Material supplied:
'''

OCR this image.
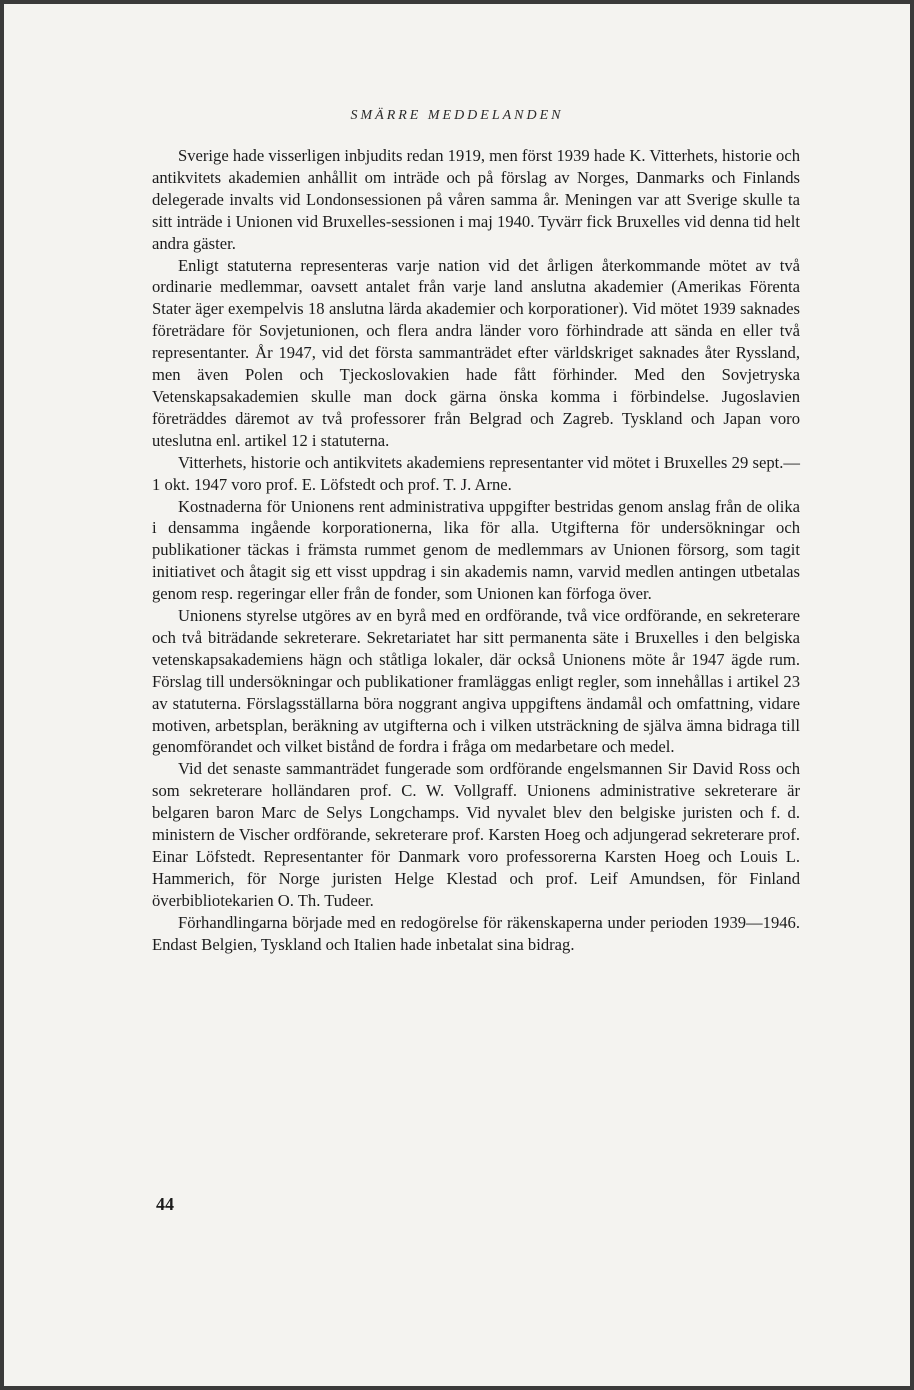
SMÄRRE MEDDELANDEN

Sverige hade visserligen inbjudits redan 1919, men först 1939 hade K. Vitterhets, historie och antikvitets akademien anhållit om inträde och på förslag av Norges, Danmarks och Finlands delegerade invalts vid Londonsessionen på våren samma år. Meningen var att Sverige skulle ta sitt inträde i Unionen vid Bruxelles-sessionen i maj 1940. Tyvärr fick Bruxelles vid denna tid helt andra gäster.

Enligt statuterna representeras varje nation vid det årligen återkommande mötet av två ordinarie medlemmar, oavsett antalet från varje land anslutna akademier (Amerikas Förenta Stater äger exempelvis 18 anslutna lärda akademier och korporationer). Vid mötet 1939 saknades företrädare för Sovjetunionen, och flera andra länder voro förhindrade att sända en eller två representanter. År 1947, vid det första sammanträdet efter världskriget saknades åter Ryssland, men även Polen och Tjeckoslovakien hade fått förhinder. Med den Sovjetryska Vetenskapsakademien skulle man dock gärna önska komma i förbindelse. Jugoslavien företräddes däremot av två professorer från Belgrad och Zagreb. Tyskland och Japan voro uteslutna enl. artikel 12 i statuterna.

Vitterhets, historie och antikvitets akademiens representanter vid mötet i Bruxelles 29 sept.—1 okt. 1947 voro prof. E. Löfstedt och prof. T. J. Arne.

Kostnaderna för Unionens rent administrativa uppgifter bestridas genom anslag från de olika i densamma ingående korporationerna, lika för alla. Utgifterna för undersökningar och publikationer täckas i främsta rummet genom de medlemmars av Unionen försorg, som tagit initiativet och åtagit sig ett visst uppdrag i sin akademis namn, varvid medlen antingen utbetalas genom resp. regeringar eller från de fonder, som Unionen kan förfoga över.

Unionens styrelse utgöres av en byrå med en ordförande, två vice ordförande, en sekreterare och två biträdande sekreterare. Sekretariatet har sitt permanenta säte i Bruxelles i den belgiska vetenskapsakademiens hägn och ståtliga lokaler, där också Unionens möte år 1947 ägde rum. Förslag till undersökningar och publikationer framläggas enligt regler, som innehållas i artikel 23 av statuterna. Förslagsställarna böra noggrant angiva uppgiftens ändamål och omfattning, vidare motiven, arbetsplan, beräkning av utgifterna och i vilken utsträckning de själva ämna bidraga till genomförandet och vilket bistånd de fordra i fråga om medarbetare och medel.

Vid det senaste sammanträdet fungerade som ordförande engelsmannen Sir David Ross och som sekreterare holländaren prof. C. W. Vollgraff. Unionens administrative sekreterare är belgaren baron Marc de Selys Longchamps. Vid nyvalet blev den belgiske juristen och f. d. ministern de Vischer ordförande, sekreterare prof. Karsten Hoeg och adjungerad sekreterare prof. Einar Löfstedt. Representanter för Danmark voro professorerna Karsten Hoeg och Louis L. Hammerich, för Norge juristen Helge Klestad och prof. Leif Amundsen, för Finland överbibliotekarien O. Th. Tudeer.

Förhandlingarna började med en redogörelse för räkenskaperna under perioden 1939—1946. Endast Belgien, Tyskland och Italien hade inbetalat sina bidrag.

44
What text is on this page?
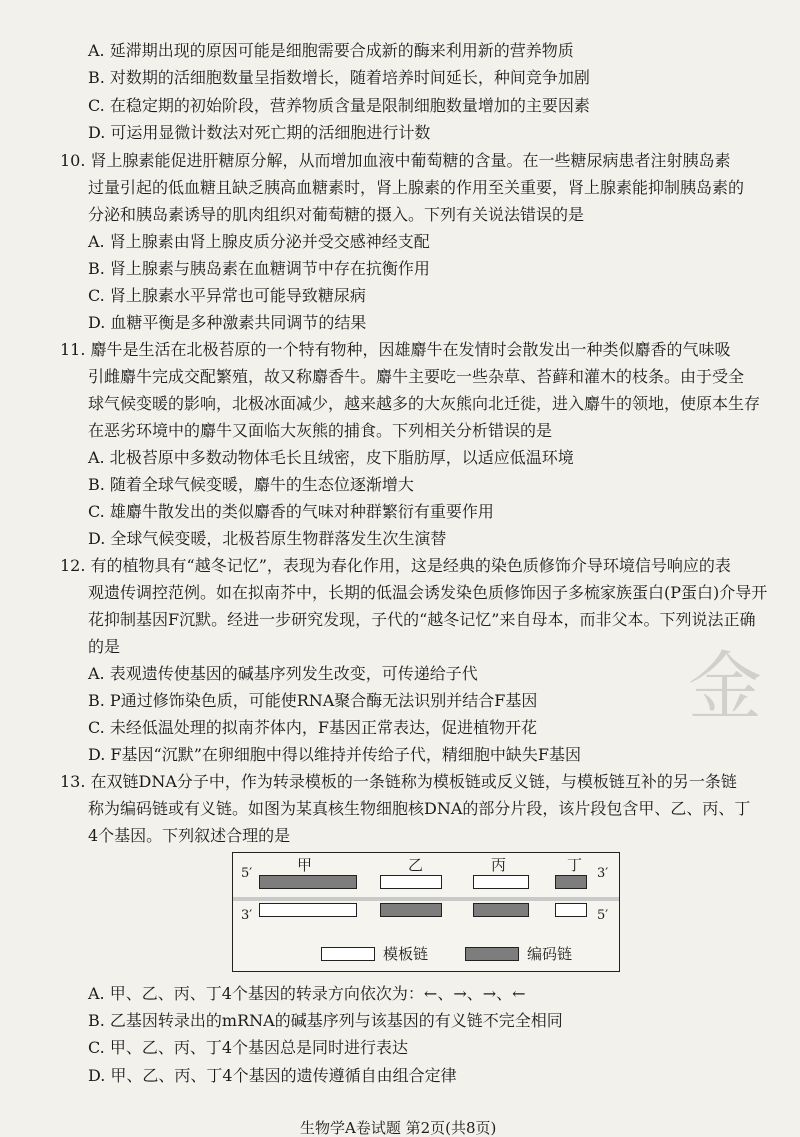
A. 延滞期出现的原因可能是细胞需要合成新的酶来利用新的营养物质
B. 对数期的活细胞数量呈指数增长，随着培养时间延长，种间竞争加剧
C. 在稳定期的初始阶段，营养物质含量是限制细胞数量增加的主要因素
D. 可运用显微计数法对死亡期的活细胞进行计数
10. 肾上腺素能促进肝糖原分解，从而增加血液中葡萄糖的含量。在一些糖尿病患者注射胰岛素
过量引起的低血糖且缺乏胰高血糖素时，肾上腺素的作用至关重要，肾上腺素能抑制胰岛素的
分泌和胰岛素诱导的肌肉组织对葡萄糖的摄入。下列有关说法错误的是
A. 肾上腺素由肾上腺皮质分泌并受交感神经支配
B. 肾上腺素与胰岛素在血糖调节中存在抗衡作用
C. 肾上腺素水平异常也可能导致糖尿病
D. 血糖平衡是多种激素共同调节的结果
11. 麝牛是生活在北极苔原的一个特有物种，因雄麝牛在发情时会散发出一种类似麝香的气味吸
引雌麝牛完成交配繁殖，故又称麝香牛。麝牛主要吃一些杂草、苔藓和灌木的枝条。由于受全
球气候变暖的影响，北极冰面减少，越来越多的大灰熊向北迁徙，进入麝牛的领地，使原本生存
在恶劣环境中的麝牛又面临大灰熊的捕食。下列相关分析错误的是
A. 北极苔原中多数动物体毛长且绒密，皮下脂肪厚，以适应低温环境
B. 随着全球气候变暖，麝牛的生态位逐渐增大
C. 雄麝牛散发出的类似麝香的气味对种群繁衍有重要作用
D. 全球气候变暖，北极苔原生物群落发生次生演替
12. 有的植物具有“越冬记忆”，表现为春化作用，这是经典的染色质修饰介导环境信号响应的表
观遗传调控范例。如在拟南芥中，长期的低温会诱发染色质修饰因子多梳家族蛋白(P蛋白)介导开
花抑制基因F沉默。经进一步研究发现，子代的“越冬记忆”来自母本，而非父本。下列说法正确
的是
A. 表观遗传使基因的碱基序列发生改变，可传递给子代
B. P通过修饰染色质，可能使RNA聚合酶无法识别并结合F基因
C. 未经低温处理的拟南芥体内，F基因正常表达，促进植物开花
D. F基因“沉默”在卵细胞中得以维持并传给子代，精细胞中缺失F基因
金
13. 在双链DNA分子中，作为转录模板的一条链称为模板链或反义链，与模板链互补的另一条链
称为编码链或有义链。如图为某真核生物细胞核DNA的部分片段，该片段包含甲、乙、丙、丁
4个基因。下列叙述合理的是
5′
3′
3′
5′
甲	乙	丙	丁
模板链	编码链
A. 甲、乙、丙、丁4个基因的转录方向依次为：←、→、→、←
B. 乙基因转录出的mRNA的碱基序列与该基因的有义链不完全相同
C. 甲、乙、丙、丁4个基因总是同时进行表达
D. 甲、乙、丙、丁4个基因的遗传遵循自由组合定律
生物学A卷试题 第2页(共8页)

'''

About this task: Your answer must be an exact copy of the records above, with every picture left out.

Task result:
OCR this image.
SMÄRRE MEDDELANDEN

Sverige hade visserligen inbjudits redan 1919, men först 1939 hade K. Vitterhets, historie och antikvitets akademien anhållit om inträde och på förslag av Norges, Danmarks och Finlands delegerade invalts vid Londonsessionen på våren samma år. Meningen var att Sverige skulle ta sitt inträde i Unionen vid Bruxelles-sessionen i maj 1940. Tyvärr fick Bruxelles vid denna tid helt andra gäster.

Enligt statuterna representeras varje nation vid det årligen återkommande mötet av två ordinarie medlemmar, oavsett antalet från varje land anslutna akademier (Amerikas Förenta Stater äger exempelvis 18 anslutna lärda akademier och korporationer). Vid mötet 1939 saknades företrädare för Sovjetunionen, och flera andra länder voro förhindrade att sända en eller två representanter. År 1947, vid det första sammanträdet efter världskriget saknades åter Ryssland, men även Polen och Tjeckoslovakien hade fått förhinder. Med den Sovjetryska Vetenskapsakademien skulle man dock gärna önska komma i förbindelse. Jugoslavien företräddes däremot av två professorer från Belgrad och Zagreb. Tyskland och Japan voro uteslutna enl. artikel 12 i statuterna.

Vitterhets, historie och antikvitets akademiens representanter vid mötet i Bruxelles 29 sept.—1 okt. 1947 voro prof. E. Löfstedt och prof. T. J. Arne.

Kostnaderna för Unionens rent administrativa uppgifter bestridas genom anslag från de olika i densamma ingående korporationerna, lika för alla. Utgifterna för undersökningar och publikationer täckas i främsta rummet genom de medlemmars av Unionen försorg, som tagit initiativet och åtagit sig ett visst uppdrag i sin akademis namn, varvid medlen antingen utbetalas genom resp. regeringar eller från de fonder, som Unionen kan förfoga över.

Unionens styrelse utgöres av en byrå med en ordförande, två vice ordförande, en sekreterare och två biträdande sekreterare. Sekretariatet har sitt permanenta säte i Bruxelles i den belgiska vetenskapsakademiens hägn och ståtliga lokaler, där också Unionens möte år 1947 ägde rum. Förslag till undersökningar och publikationer framläggas enligt regler, som innehållas i artikel 23 av statuterna. Förslagsställarna böra noggrant angiva uppgiftens ändamål och omfattning, vidare motiven, arbetsplan, beräkning av utgifterna och i vilken utsträckning de själva ämna bidraga till genomförandet och vilket bistånd de fordra i fråga om medarbetare och medel.

Vid det senaste sammanträdet fungerade som ordförande engelsmannen Sir David Ross och som sekreterare holländaren prof. C. W. Vollgraff. Unionens administrative sekreterare är belgaren baron Marc de Selys Longchamps. Vid nyvalet blev den belgiske juristen och f. d. ministern de Vischer ordförande, sekreterare prof. Karsten Hoeg och adjungerad sekreterare prof. Einar Löfstedt. Representanter för Danmark voro professorerna Karsten Hoeg och Louis L. Hammerich, för Norge juristen Helge Klestad och prof. Leif Amundsen, för Finland överbibliotekarien O. Th. Tudeer.

Förhandlingarna började med en redogörelse för räkenskaperna under perioden 1939—1946. Endast Belgien, Tyskland och Italien hade inbetalat sina bidrag.

44
What text is on this page?
A. 延滞期出现的原因可能是细胞需要合成新的酶来利用新的营养物质
B. 对数期的活细胞数量呈指数增长，随着培养时间延长，种间竞争加剧
C. 在稳定期的初始阶段，营养物质含量是限制细胞数量增加的主要因素
D. 可运用显微计数法对死亡期的活细胞进行计数
10. 肾上腺素能促进肝糖原分解，从而增加血液中葡萄糖的含量。在一些糖尿病患者注射胰岛素
过量引起的低血糖且缺乏胰高血糖素时，肾上腺素的作用至关重要，肾上腺素能抑制胰岛素的
分泌和胰岛素诱导的肌肉组织对葡萄糖的摄入。下列有关说法错误的是
A. 肾上腺素由肾上腺皮质分泌并受交感神经支配
B. 肾上腺素与胰岛素在血糖调节中存在抗衡作用
C. 肾上腺素水平异常也可能导致糖尿病
D. 血糖平衡是多种激素共同调节的结果
11. 麝牛是生活在北极苔原的一个特有物种，因雄麝牛在发情时会散发出一种类似麝香的气味吸
引雌麝牛完成交配繁殖，故又称麝香牛。麝牛主要吃一些杂草、苔藓和灌木的枝条。由于受全
球气候变暖的影响，北极冰面减少，越来越多的大灰熊向北迁徙，进入麝牛的领地，使原本生存
在恶劣环境中的麝牛又面临大灰熊的捕食。下列相关分析错误的是
A. 北极苔原中多数动物体毛长且绒密，皮下脂肪厚，以适应低温环境
B. 随着全球气候变暖，麝牛的生态位逐渐增大
C. 雄麝牛散发出的类似麝香的气味对种群繁衍有重要作用
D. 全球气候变暖，北极苔原生物群落发生次生演替
12. 有的植物具有“越冬记忆”，表现为春化作用，这是经典的染色质修饰介导环境信号响应的表
观遗传调控范例。如在拟南芥中，长期的低温会诱发染色质修饰因子多梳家族蛋白(P蛋白)介导开
花抑制基因F沉默。经进一步研究发现，子代的“越冬记忆”来自母本，而非父本。下列说法正确
的是
A. 表观遗传使基因的碱基序列发生改变，可传递给子代
B. P通过修饰染色质，可能使RNA聚合酶无法识别并结合F基因
C. 未经低温处理的拟南芥体内，F基因正常表达，促进植物开花
D. F基因“沉默”在卵细胞中得以维持并传给子代，精细胞中缺失F基因
金
13. 在双链DNA分子中，作为转录模板的一条链称为模板链或反义链，与模板链互补的另一条链
称为编码链或有义链。如图为某真核生物细胞核DNA的部分片段，该片段包含甲、乙、丙、丁
4个基因。下列叙述合理的是
5′
3′
3′
5′
甲	乙	丙	丁
模板链	编码链
A. 甲、乙、丙、丁4个基因的转录方向依次为：←、→、→、←
B. 乙基因转录出的mRNA的碱基序列与该基因的有义链不完全相同
C. 甲、乙、丙、丁4个基因总是同时进行表达
D. 甲、乙、丙、丁4个基因的遗传遵循自由组合定律
生物学A卷试题 第2页(共8页)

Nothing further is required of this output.